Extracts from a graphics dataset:

============

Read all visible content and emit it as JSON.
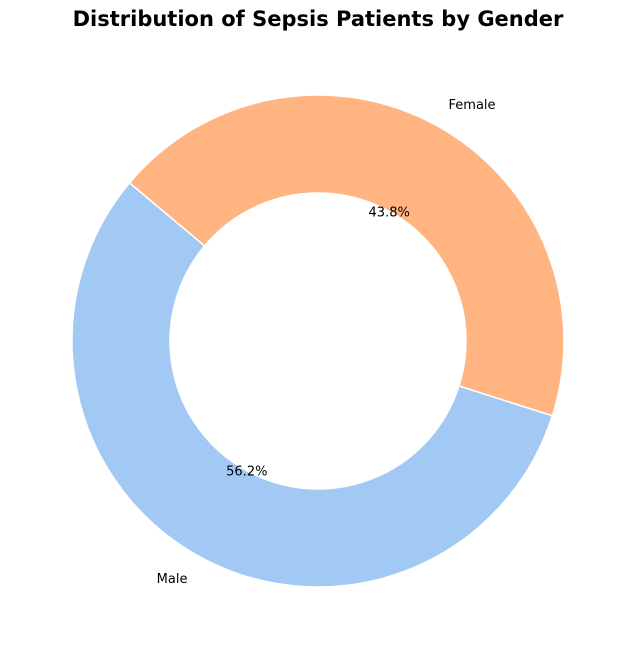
{
  "chart_data": {
    "type": "pie",
    "variant": "donut",
    "title": "Distribution of Sepsis Patients by Gender",
    "categories": [
      "Male",
      "Female"
    ],
    "values": [
      56.2,
      43.8
    ],
    "percent_labels": [
      "56.2%",
      "43.8%"
    ],
    "colors": [
      "#a1c9f4",
      "#ffb482"
    ],
    "start_angle_deg": 140,
    "direction": "counterclockwise",
    "legend": "none"
  }
}
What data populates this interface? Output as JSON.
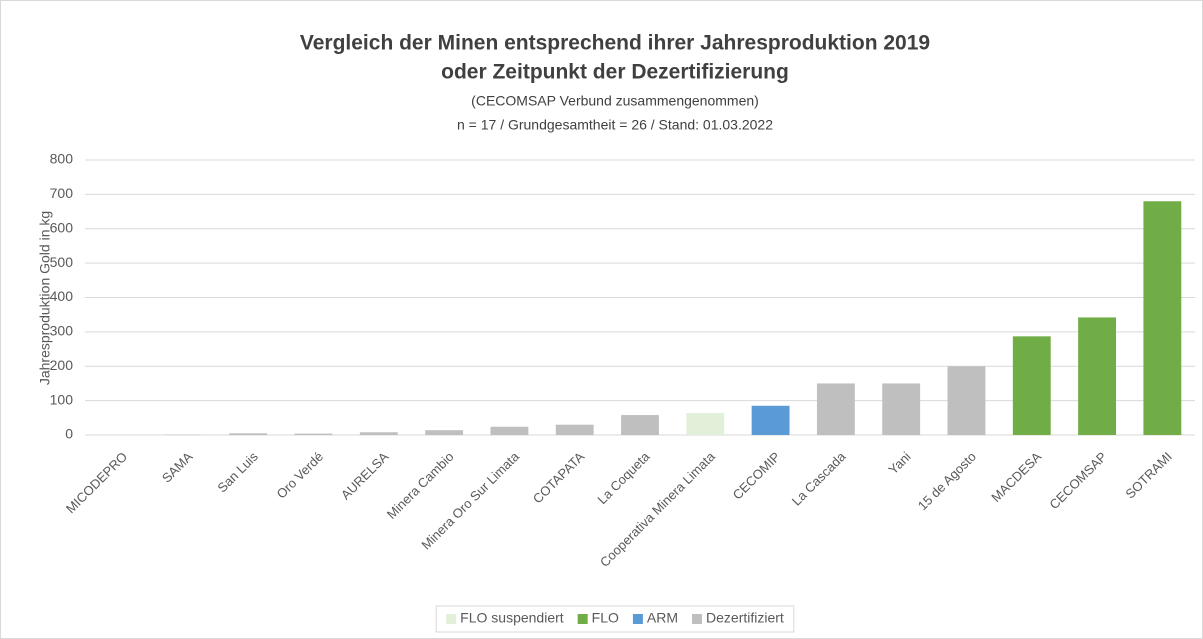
{
  "chart_data": {
    "type": "bar",
    "title": [
      "Vergleich der Minen entsprechend ihrer Jahresproduktion 2019",
      "oder Zeitpunkt der Dezertifizierung"
    ],
    "subtitle": [
      "(CECOMSAP Verbund zusammengenommen)",
      "n = 17 / Grundgesamtheit = 26 / Stand: 01.03.2022"
    ],
    "y_label": "Jahresproduktion  Gold in kg",
    "categories": [
      "MICODEPRO",
      "SAMA",
      "San Luis",
      "Oro Verdé",
      "AURELSA",
      "Minera Cambio",
      "Minera Oro Sur Limata",
      "COTAPATA",
      "La Coqueta",
      "Cooperativa Minera Limata",
      "CECOMIP",
      "La Cascada",
      "Yani",
      "15 de Agosto",
      "MACDESA",
      "CECOMSAP",
      "SOTRAMI"
    ],
    "series": [
      {
        "name": "FLO suspendiert",
        "color": "#e2f0d9",
        "values": [
          null,
          null,
          null,
          null,
          null,
          null,
          null,
          null,
          null,
          64,
          null,
          null,
          null,
          null,
          null,
          null,
          null
        ]
      },
      {
        "name": "FLO",
        "color": "#70ad47",
        "values": [
          null,
          null,
          null,
          null,
          null,
          null,
          null,
          null,
          null,
          null,
          null,
          null,
          null,
          null,
          287,
          342,
          680
        ]
      },
      {
        "name": "ARM",
        "color": "#5b9bd5",
        "values": [
          null,
          null,
          null,
          null,
          null,
          null,
          null,
          null,
          null,
          null,
          85,
          null,
          null,
          null,
          null,
          null,
          null
        ]
      },
      {
        "name": "Dezertifiziert",
        "color": "#bfbfbf",
        "values": [
          0,
          1,
          5,
          4,
          8,
          14,
          24,
          30,
          58,
          null,
          null,
          150,
          150,
          200,
          null,
          null,
          null
        ]
      }
    ],
    "ylim": [
      0,
      800
    ],
    "yticks": [
      0,
      100,
      200,
      300,
      400,
      500,
      600,
      700,
      800
    ],
    "grid": true,
    "legend": "bottom"
  }
}
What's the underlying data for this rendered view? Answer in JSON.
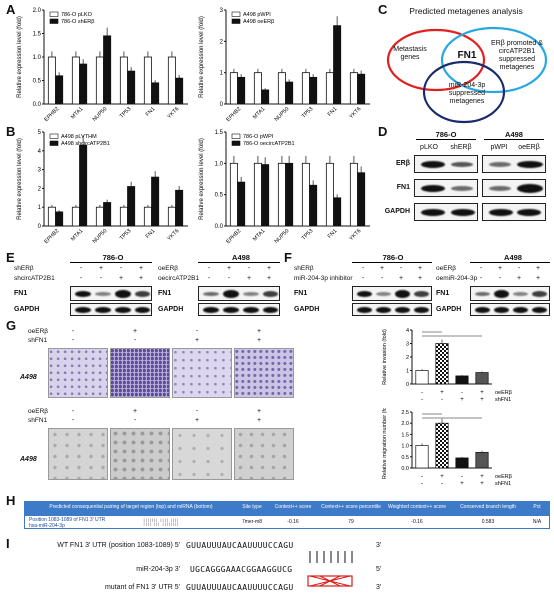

============

> Task statement
Across all the records above, find each line with "name" in it and copy it.

> Response to the exercise
        "name": "FLO suspendiert",
        "name": "FLO",
        "name": "ARM",
        "name": "Dezertifiziert",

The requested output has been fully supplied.